Task details:
Check every line below for the word "child" and copy the ones that have it.

Recorded data:
◆ ◆ ◆ ◆ ◆

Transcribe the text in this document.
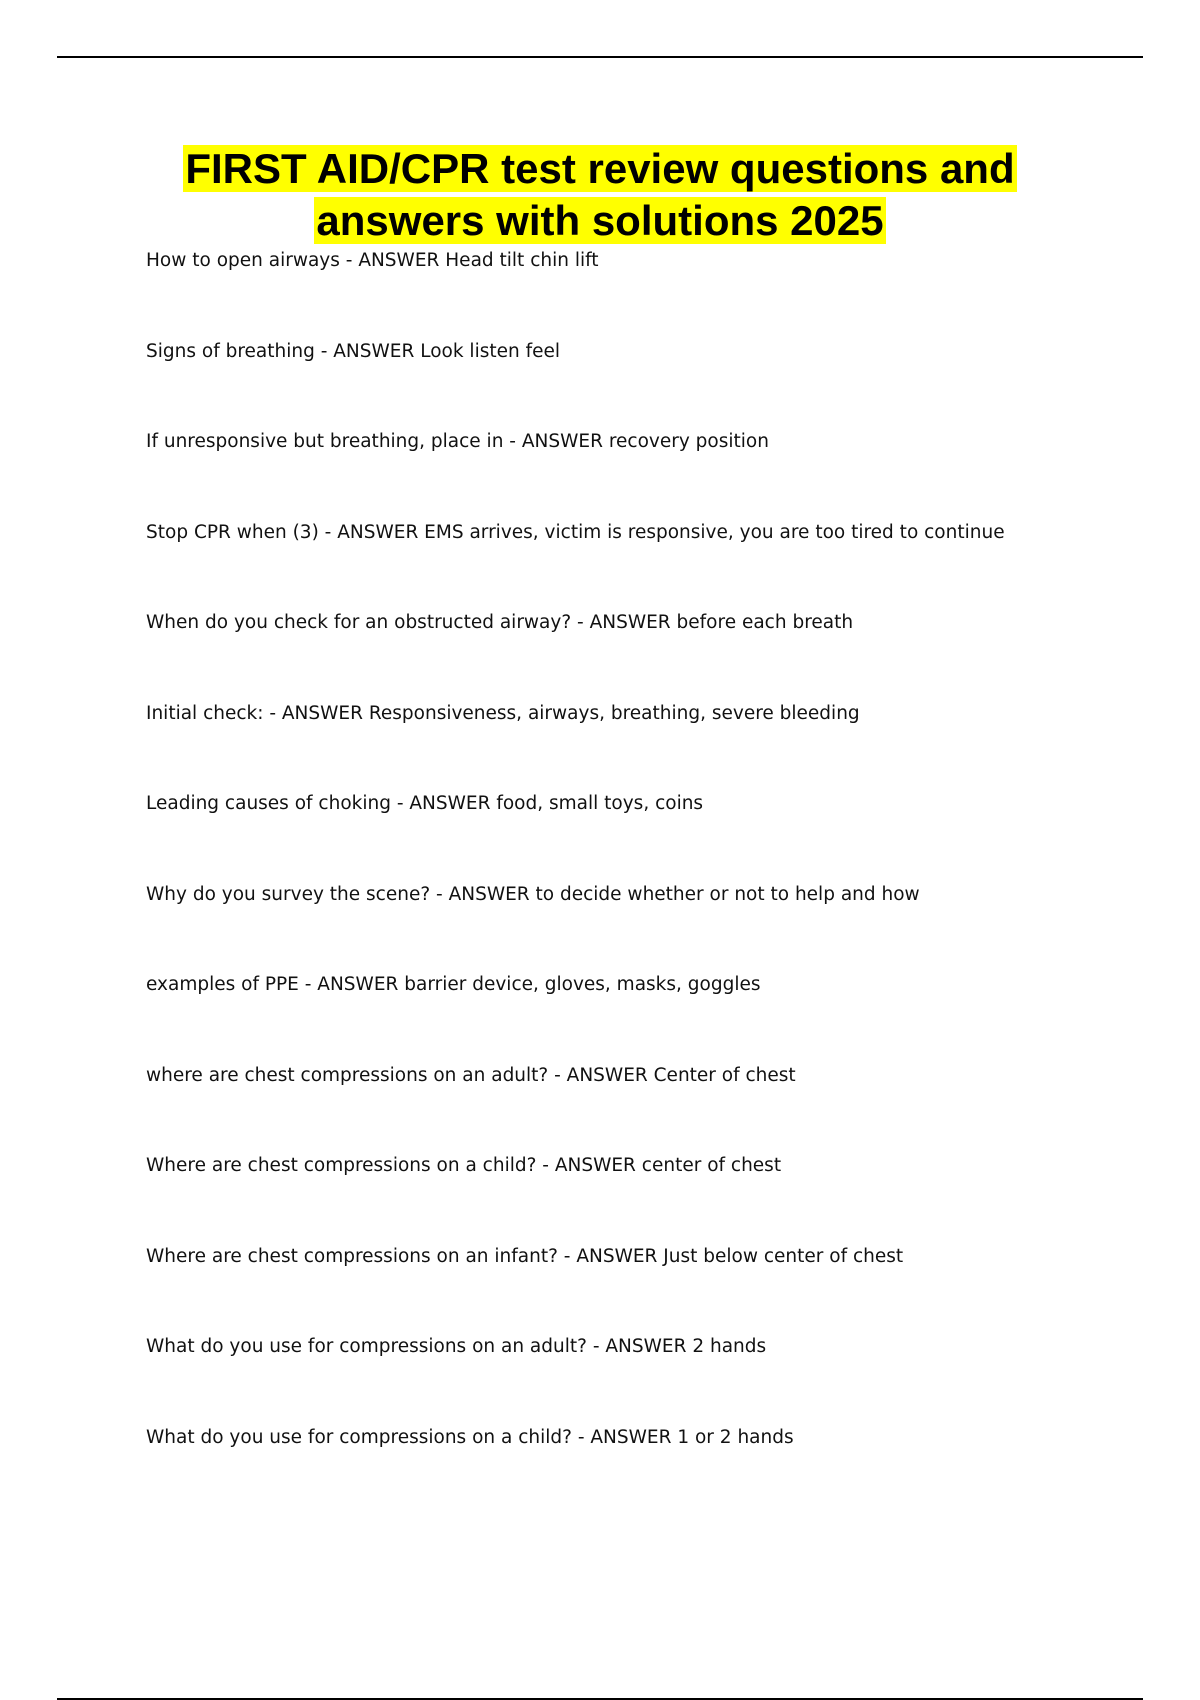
FIRST AID/CPR test review questions and
answers with solutions 2025
How to open airways - ANSWER Head tilt chin lift
Signs of breathing - ANSWER Look listen feel
If unresponsive but breathing, place in - ANSWER recovery position
Stop CPR when (3) - ANSWER EMS arrives, victim is responsive, you are too tired to continue
When do you check for an obstructed airway? - ANSWER before each breath
Initial check: - ANSWER Responsiveness, airways, breathing, severe bleeding
Leading causes of choking - ANSWER food, small toys, coins
Why do you survey the scene? - ANSWER to decide whether or not to help and how
examples of PPE - ANSWER barrier device, gloves, masks, goggles
where are chest compressions on an adult? - ANSWER Center of chest
Where are chest compressions on a child? - ANSWER center of chest
Where are chest compressions on an infant? - ANSWER Just below center of chest
What do you use for compressions on an adult? - ANSWER 2 hands
What do you use for compressions on a child? - ANSWER 1 or 2 hands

◆ ◆ ◆ ◆ ◆

The solution:
Where are chest compressions on a child? - ANSWER center of chest
What do you use for compressions on a child? - ANSWER 1 or 2 hands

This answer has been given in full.